Dataset entries:
___

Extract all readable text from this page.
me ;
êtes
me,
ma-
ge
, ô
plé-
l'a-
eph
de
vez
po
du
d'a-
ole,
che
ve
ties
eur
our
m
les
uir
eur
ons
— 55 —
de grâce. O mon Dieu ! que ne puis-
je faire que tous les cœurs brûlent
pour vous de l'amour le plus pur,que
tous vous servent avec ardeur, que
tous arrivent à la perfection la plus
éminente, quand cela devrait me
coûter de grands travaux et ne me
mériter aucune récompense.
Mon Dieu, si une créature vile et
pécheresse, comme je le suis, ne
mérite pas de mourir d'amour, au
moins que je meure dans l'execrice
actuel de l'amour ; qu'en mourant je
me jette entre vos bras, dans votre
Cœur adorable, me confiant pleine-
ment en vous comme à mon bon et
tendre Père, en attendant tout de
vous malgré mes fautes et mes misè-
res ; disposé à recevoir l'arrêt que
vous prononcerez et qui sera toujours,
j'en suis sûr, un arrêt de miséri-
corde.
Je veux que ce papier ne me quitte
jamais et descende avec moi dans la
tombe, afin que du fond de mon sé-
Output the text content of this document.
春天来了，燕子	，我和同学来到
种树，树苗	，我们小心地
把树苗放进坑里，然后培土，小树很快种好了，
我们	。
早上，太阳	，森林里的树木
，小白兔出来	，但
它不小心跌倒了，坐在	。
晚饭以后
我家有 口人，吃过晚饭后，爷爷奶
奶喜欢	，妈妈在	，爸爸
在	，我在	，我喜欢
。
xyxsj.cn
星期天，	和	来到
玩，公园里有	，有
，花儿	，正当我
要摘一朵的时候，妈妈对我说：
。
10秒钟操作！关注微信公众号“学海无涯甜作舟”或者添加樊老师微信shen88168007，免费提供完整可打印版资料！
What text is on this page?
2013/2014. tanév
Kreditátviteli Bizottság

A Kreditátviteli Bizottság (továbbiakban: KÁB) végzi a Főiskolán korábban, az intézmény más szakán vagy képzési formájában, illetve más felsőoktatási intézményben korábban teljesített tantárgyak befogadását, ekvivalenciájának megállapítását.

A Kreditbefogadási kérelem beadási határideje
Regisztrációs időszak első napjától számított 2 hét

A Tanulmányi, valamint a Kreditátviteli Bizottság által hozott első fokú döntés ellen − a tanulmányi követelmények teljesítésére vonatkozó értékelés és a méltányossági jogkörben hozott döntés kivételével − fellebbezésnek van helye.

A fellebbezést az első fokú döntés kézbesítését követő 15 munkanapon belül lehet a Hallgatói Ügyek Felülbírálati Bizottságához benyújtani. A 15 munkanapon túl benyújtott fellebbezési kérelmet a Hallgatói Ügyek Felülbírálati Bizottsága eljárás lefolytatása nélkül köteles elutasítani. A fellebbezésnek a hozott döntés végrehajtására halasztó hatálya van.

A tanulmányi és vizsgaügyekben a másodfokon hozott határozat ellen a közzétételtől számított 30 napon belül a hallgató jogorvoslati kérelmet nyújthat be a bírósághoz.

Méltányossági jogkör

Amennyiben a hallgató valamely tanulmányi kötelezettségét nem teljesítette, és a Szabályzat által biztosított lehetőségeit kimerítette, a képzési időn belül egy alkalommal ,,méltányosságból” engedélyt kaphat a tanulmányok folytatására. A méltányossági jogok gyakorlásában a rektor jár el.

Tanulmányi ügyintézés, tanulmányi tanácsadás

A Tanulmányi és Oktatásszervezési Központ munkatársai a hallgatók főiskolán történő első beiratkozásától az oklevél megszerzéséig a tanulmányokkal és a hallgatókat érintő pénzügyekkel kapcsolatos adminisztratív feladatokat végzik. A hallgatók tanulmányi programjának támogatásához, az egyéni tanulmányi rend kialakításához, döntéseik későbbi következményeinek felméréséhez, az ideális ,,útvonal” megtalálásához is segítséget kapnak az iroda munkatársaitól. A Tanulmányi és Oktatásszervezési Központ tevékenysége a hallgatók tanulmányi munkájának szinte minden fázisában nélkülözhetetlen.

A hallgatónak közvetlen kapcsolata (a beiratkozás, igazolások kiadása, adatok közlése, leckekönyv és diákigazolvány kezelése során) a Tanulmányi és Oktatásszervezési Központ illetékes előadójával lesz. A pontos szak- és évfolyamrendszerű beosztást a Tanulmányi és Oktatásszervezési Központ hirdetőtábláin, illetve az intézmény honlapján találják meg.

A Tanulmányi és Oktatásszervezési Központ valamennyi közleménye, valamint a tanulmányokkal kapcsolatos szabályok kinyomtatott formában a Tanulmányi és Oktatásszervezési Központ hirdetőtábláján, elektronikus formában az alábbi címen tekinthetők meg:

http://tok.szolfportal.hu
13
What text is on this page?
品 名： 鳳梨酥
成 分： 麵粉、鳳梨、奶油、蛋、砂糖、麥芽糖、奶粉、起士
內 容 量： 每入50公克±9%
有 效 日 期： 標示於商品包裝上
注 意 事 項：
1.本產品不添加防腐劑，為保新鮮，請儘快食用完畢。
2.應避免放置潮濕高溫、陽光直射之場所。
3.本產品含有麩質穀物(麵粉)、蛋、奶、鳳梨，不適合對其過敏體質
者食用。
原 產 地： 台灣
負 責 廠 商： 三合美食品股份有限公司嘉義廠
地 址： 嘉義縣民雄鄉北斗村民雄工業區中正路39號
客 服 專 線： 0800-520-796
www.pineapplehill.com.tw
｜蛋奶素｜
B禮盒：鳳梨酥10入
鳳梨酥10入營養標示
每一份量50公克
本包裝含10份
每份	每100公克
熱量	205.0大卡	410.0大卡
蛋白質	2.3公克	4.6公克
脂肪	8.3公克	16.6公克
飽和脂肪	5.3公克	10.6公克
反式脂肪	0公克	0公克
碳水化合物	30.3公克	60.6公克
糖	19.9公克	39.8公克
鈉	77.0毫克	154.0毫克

___

Using the material above, report each line where "amour" occurs.

pour vous de l'amour le plus pur,que
mérite pas de mourir d'amour, au
actuel de l'amour ; qu'en mourant je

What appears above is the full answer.